_Goal of the exercise_
Repeat the listing in full, preserving every character.

-- Start Recorded information --

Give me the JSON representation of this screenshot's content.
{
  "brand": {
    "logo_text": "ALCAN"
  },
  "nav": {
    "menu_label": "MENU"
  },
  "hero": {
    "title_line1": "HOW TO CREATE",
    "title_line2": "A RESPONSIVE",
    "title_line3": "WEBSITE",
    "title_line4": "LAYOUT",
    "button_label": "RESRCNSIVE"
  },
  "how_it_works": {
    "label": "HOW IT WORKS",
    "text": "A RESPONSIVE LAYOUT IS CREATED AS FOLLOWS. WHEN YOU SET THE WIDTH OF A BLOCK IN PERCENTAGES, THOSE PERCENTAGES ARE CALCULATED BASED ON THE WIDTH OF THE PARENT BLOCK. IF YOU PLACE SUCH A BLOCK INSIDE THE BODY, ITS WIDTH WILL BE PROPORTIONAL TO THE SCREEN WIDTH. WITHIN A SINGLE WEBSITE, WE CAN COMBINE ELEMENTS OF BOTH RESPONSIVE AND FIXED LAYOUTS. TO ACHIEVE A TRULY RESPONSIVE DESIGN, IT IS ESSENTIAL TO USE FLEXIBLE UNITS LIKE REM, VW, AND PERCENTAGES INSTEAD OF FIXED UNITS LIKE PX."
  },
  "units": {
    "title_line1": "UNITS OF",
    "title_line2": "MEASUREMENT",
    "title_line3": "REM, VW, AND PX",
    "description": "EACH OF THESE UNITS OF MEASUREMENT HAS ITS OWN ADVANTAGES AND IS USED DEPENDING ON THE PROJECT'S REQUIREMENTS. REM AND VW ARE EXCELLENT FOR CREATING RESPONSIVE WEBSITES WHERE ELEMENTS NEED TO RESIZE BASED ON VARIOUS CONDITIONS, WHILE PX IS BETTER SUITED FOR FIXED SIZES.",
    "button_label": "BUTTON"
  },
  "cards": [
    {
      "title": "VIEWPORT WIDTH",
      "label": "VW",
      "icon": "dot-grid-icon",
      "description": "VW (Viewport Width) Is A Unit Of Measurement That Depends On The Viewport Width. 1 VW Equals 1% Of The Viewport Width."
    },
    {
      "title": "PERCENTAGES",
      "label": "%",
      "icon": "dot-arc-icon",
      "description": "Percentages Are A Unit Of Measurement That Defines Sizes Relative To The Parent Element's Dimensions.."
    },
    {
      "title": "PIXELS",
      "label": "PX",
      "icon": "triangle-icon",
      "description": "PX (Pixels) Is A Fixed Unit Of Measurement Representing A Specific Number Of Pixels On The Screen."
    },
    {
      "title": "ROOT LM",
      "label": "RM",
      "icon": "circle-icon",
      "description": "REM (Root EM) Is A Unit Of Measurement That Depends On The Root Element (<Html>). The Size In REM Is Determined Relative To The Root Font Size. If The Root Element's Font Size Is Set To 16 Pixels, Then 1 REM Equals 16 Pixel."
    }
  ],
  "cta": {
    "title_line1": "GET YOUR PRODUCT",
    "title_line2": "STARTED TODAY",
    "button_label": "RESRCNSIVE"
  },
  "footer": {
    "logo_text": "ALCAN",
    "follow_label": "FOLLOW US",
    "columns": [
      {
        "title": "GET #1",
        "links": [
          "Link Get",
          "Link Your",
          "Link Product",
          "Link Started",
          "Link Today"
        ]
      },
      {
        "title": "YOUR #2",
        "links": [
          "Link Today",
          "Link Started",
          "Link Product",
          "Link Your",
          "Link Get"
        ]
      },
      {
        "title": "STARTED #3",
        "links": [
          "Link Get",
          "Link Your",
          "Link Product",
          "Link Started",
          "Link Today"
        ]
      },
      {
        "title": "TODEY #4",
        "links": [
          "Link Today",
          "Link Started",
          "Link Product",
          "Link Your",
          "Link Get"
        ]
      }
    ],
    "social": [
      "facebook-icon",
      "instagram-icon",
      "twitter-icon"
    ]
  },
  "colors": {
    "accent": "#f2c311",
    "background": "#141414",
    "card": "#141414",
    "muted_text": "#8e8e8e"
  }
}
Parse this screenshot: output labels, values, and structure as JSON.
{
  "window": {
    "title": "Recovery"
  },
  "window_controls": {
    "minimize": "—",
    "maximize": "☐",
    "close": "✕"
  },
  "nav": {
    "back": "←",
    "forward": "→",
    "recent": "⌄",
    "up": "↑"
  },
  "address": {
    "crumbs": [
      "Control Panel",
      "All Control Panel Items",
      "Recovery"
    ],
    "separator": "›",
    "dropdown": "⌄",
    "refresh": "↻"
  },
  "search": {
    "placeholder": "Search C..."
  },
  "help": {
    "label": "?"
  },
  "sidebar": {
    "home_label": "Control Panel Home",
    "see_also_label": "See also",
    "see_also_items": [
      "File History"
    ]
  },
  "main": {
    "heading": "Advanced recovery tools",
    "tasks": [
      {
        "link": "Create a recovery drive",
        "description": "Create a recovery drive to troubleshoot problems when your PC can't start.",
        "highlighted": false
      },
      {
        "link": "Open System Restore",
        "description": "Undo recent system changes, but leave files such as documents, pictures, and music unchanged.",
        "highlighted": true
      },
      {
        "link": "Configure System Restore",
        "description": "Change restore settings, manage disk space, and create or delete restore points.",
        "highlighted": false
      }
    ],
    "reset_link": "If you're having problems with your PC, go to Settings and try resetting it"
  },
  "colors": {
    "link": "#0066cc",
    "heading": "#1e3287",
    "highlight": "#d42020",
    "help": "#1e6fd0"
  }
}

-- End Recorded information --

_Worked answer_
Give me the JSON representation of this screenshot's content.
{
  "brand": {
    "logo_text": "ALCAN"
  },
  "nav": {
    "menu_label": "MENU"
  },
  "hero": {
    "title_line1": "HOW TO CREATE",
    "title_line2": "A RESPONSIVE",
    "title_line3": "WEBSITE",
    "title_line4": "LAYOUT",
    "button_label": "RESRCNSIVE"
  },
  "how_it_works": {
    "label": "HOW IT WORKS",
    "text": "A RESPONSIVE LAYOUT IS CREATED AS FOLLOWS. WHEN YOU SET THE WIDTH OF A BLOCK IN PERCENTAGES, THOSE PERCENTAGES ARE CALCULATED BASED ON THE WIDTH OF THE PARENT BLOCK. IF YOU PLACE SUCH A BLOCK INSIDE THE BODY, ITS WIDTH WILL BE PROPORTIONAL TO THE SCREEN WIDTH. WITHIN A SINGLE WEBSITE, WE CAN COMBINE ELEMENTS OF BOTH RESPONSIVE AND FIXED LAYOUTS. TO ACHIEVE A TRULY RESPONSIVE DESIGN, IT IS ESSENTIAL TO USE FLEXIBLE UNITS LIKE REM, VW, AND PERCENTAGES INSTEAD OF FIXED UNITS LIKE PX."
  },
  "units": {
    "title_line1": "UNITS OF",
    "title_line2": "MEASUREMENT",
    "title_line3": "REM, VW, AND PX",
    "description": "EACH OF THESE UNITS OF MEASUREMENT HAS ITS OWN ADVANTAGES AND IS USED DEPENDING ON THE PROJECT'S REQUIREMENTS. REM AND VW ARE EXCELLENT FOR CREATING RESPONSIVE WEBSITES WHERE ELEMENTS NEED TO RESIZE BASED ON VARIOUS CONDITIONS, WHILE PX IS BETTER SUITED FOR FIXED SIZES.",
    "button_label": "BUTTON"
  },
  "cards": [
    {
      "title": "VIEWPORT WIDTH",
      "label": "VW",
      "icon": "dot-grid-icon",
      "description": "VW (Viewport Width) Is A Unit Of Measurement That Depends On The Viewport Width. 1 VW Equals 1% Of The Viewport Width."
    },
    {
      "title": "PERCENTAGES",
      "label": "%",
      "icon": "dot-arc-icon",
      "description": "Percentages Are A Unit Of Measurement That Defines Sizes Relative To The Parent Element's Dimensions.."
    },
    {
      "title": "PIXELS",
      "label": "PX",
      "icon": "triangle-icon",
      "description": "PX (Pixels) Is A Fixed Unit Of Measurement Representing A Specific Number Of Pixels On The Screen."
    },
    {
      "title": "ROOT LM",
      "label": "RM",
      "icon": "circle-icon",
      "description": "REM (Root EM) Is A Unit Of Measurement That Depends On The Root Element (<Html>). The Size In REM Is Determined Relative To The Root Font Size. If The Root Element's Font Size Is Set To 16 Pixels, Then 1 REM Equals 16 Pixel."
    }
  ],
  "cta": {
    "title_line1": "GET YOUR PRODUCT",
    "title_line2": "STARTED TODAY",
    "button_label": "RESRCNSIVE"
  },
  "footer": {
    "logo_text": "ALCAN",
    "follow_label": "FOLLOW US",
    "columns": [
      {
        "title": "GET #1",
        "links": [
          "Link Get",
          "Link Your",
          "Link Product",
          "Link Started",
          "Link Today"
        ]
      },
      {
        "title": "YOUR #2",
        "links": [
          "Link Today",
          "Link Started",
          "Link Product",
          "Link Your",
          "Link Get"
        ]
      },
      {
        "title": "STARTED #3",
        "links": [
          "Link Get",
          "Link Your",
          "Link Product",
          "Link Started",
          "Link Today"
        ]
      },
      {
        "title": "TODEY #4",
        "links": [
          "Link Today",
          "Link Started",
          "Link Product",
          "Link Your",
          "Link Get"
        ]
      }
    ],
    "social": [
      "facebook-icon",
      "instagram-icon",
      "twitter-icon"
    ]
  },
  "colors": {
    "accent": "#f2c311",
    "background": "#141414",
    "card": "#141414",
    "muted_text": "#8e8e8e"
  }
}
Parse this screenshot: output labels, values, and structure as JSON.
{
  "window": {
    "title": "Recovery"
  },
  "window_controls": {
    "minimize": "—",
    "maximize": "☐",
    "close": "✕"
  },
  "nav": {
    "back": "←",
    "forward": "→",
    "recent": "⌄",
    "up": "↑"
  },
  "address": {
    "crumbs": [
      "Control Panel",
      "All Control Panel Items",
      "Recovery"
    ],
    "separator": "›",
    "dropdown": "⌄",
    "refresh": "↻"
  },
  "search": {
    "placeholder": "Search C..."
  },
  "help": {
    "label": "?"
  },
  "sidebar": {
    "home_label": "Control Panel Home",
    "see_also_label": "See also",
    "see_also_items": [
      "File History"
    ]
  },
  "main": {
    "heading": "Advanced recovery tools",
    "tasks": [
      {
        "link": "Create a recovery drive",
        "description": "Create a recovery drive to troubleshoot problems when your PC can't start.",
        "highlighted": false
      },
      {
        "link": "Open System Restore",
        "description": "Undo recent system changes, but leave files such as documents, pictures, and music unchanged.",
        "highlighted": true
      },
      {
        "link": "Configure System Restore",
        "description": "Change restore settings, manage disk space, and create or delete restore points.",
        "highlighted": false
      }
    ],
    "reset_link": "If you're having problems with your PC, go to Settings and try resetting it"
  },
  "colors": {
    "link": "#0066cc",
    "heading": "#1e3287",
    "highlight": "#d42020",
    "help": "#1e6fd0"
  }
}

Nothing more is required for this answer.